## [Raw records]
::::::

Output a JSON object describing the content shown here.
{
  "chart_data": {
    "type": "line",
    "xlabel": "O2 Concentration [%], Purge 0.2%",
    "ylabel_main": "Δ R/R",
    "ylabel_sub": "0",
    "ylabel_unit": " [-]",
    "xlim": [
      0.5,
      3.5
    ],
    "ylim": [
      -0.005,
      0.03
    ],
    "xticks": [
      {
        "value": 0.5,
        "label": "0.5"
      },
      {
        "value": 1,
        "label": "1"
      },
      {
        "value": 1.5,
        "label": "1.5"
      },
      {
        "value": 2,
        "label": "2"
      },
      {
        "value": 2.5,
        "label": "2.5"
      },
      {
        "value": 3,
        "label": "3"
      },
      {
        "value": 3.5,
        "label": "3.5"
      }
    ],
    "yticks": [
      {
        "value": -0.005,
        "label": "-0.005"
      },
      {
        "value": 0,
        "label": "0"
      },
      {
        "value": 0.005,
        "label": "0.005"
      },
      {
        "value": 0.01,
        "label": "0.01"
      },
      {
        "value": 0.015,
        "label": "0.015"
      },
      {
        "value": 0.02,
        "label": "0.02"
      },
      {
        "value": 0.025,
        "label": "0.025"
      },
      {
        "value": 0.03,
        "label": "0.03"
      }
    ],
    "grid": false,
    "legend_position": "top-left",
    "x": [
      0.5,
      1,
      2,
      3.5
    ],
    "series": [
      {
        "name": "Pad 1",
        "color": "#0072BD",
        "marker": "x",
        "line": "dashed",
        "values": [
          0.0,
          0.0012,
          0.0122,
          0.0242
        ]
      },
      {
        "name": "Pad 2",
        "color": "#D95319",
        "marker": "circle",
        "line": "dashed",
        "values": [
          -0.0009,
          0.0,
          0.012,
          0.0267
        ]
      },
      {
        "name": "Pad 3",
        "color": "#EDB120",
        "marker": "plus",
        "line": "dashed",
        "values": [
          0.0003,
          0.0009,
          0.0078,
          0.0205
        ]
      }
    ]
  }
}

::::::

## [Problem details]
Above is a listing; report how many of its lines include the word "color", giving the number only.

## [Solved exercise]
3